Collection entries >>
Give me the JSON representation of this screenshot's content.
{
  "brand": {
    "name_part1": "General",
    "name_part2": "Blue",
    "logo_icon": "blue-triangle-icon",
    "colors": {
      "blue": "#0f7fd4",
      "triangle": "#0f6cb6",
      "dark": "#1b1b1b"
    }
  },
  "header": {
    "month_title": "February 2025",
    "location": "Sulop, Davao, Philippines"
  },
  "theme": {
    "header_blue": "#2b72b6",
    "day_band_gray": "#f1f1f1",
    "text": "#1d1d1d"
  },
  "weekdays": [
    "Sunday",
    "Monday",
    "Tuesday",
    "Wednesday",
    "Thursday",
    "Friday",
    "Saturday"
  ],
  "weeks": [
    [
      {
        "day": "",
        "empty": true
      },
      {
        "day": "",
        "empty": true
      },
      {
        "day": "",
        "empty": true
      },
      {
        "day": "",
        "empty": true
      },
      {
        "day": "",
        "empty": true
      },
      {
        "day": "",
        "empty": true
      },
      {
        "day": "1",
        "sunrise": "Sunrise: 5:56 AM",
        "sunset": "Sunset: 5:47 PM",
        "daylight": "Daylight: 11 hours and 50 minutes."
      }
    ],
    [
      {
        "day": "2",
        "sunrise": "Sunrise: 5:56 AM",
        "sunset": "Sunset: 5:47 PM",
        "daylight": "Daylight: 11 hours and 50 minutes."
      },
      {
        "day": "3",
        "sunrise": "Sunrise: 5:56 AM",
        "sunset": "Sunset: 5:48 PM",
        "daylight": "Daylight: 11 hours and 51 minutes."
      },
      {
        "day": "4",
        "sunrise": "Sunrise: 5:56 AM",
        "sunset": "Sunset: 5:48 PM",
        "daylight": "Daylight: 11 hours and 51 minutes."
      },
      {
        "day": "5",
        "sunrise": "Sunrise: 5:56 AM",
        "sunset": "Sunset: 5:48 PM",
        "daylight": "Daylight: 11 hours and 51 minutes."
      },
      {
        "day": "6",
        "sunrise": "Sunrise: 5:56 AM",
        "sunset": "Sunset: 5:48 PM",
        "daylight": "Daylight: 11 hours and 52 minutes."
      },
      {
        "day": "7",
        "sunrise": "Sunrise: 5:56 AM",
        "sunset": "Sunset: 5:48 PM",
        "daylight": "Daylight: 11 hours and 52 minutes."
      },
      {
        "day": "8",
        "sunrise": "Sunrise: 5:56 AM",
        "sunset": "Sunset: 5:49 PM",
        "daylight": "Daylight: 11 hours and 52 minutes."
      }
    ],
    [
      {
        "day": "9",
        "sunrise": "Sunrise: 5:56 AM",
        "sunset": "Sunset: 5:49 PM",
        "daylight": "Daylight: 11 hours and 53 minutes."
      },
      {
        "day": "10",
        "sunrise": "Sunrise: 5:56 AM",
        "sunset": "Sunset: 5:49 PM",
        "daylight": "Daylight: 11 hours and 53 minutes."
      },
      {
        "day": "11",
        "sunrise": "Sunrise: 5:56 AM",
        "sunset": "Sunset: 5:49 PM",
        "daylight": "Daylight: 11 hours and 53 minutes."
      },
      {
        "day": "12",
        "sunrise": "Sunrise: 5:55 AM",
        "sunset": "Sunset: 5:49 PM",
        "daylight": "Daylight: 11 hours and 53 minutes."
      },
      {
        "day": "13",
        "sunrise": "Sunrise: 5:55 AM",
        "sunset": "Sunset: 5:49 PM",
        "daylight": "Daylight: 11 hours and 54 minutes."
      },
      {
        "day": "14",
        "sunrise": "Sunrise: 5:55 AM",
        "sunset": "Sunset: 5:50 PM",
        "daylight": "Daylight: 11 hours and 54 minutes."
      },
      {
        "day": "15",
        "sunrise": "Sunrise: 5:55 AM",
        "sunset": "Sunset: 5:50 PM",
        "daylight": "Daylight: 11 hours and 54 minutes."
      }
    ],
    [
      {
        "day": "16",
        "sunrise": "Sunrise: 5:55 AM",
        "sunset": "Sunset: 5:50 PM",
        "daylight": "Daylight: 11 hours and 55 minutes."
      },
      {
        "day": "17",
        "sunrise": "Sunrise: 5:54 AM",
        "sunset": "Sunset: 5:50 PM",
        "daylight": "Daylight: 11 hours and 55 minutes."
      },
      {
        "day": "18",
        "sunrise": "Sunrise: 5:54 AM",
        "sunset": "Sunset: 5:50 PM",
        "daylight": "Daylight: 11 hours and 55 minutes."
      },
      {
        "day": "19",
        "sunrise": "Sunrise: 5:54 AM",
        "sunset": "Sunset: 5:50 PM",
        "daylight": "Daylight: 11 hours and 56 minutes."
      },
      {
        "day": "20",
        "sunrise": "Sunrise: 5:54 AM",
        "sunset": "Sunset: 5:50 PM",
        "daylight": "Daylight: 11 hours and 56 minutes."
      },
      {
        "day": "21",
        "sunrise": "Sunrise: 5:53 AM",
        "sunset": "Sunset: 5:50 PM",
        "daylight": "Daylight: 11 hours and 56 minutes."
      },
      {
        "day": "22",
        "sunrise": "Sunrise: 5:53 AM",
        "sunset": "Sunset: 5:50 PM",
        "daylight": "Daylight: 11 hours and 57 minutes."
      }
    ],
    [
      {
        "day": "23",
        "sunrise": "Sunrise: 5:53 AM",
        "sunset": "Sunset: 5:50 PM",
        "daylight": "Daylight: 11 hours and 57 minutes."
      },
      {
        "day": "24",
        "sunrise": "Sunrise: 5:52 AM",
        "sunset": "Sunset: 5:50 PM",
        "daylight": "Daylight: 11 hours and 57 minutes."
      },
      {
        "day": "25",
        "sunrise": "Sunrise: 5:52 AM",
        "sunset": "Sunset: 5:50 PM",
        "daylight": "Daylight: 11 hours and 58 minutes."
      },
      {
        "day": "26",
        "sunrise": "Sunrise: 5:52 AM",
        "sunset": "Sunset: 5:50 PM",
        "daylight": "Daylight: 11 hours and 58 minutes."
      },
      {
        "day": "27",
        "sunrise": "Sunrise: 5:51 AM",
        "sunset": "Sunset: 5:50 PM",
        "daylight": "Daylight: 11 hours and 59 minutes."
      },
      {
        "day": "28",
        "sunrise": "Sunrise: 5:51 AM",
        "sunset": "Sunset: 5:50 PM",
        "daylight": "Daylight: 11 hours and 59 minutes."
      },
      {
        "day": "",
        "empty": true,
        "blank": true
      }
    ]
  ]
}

EXERCISE DETAILS >>
Give only the number of lines in the material above that hold the word "triangle".

PROBLEM SOLUTION >>
2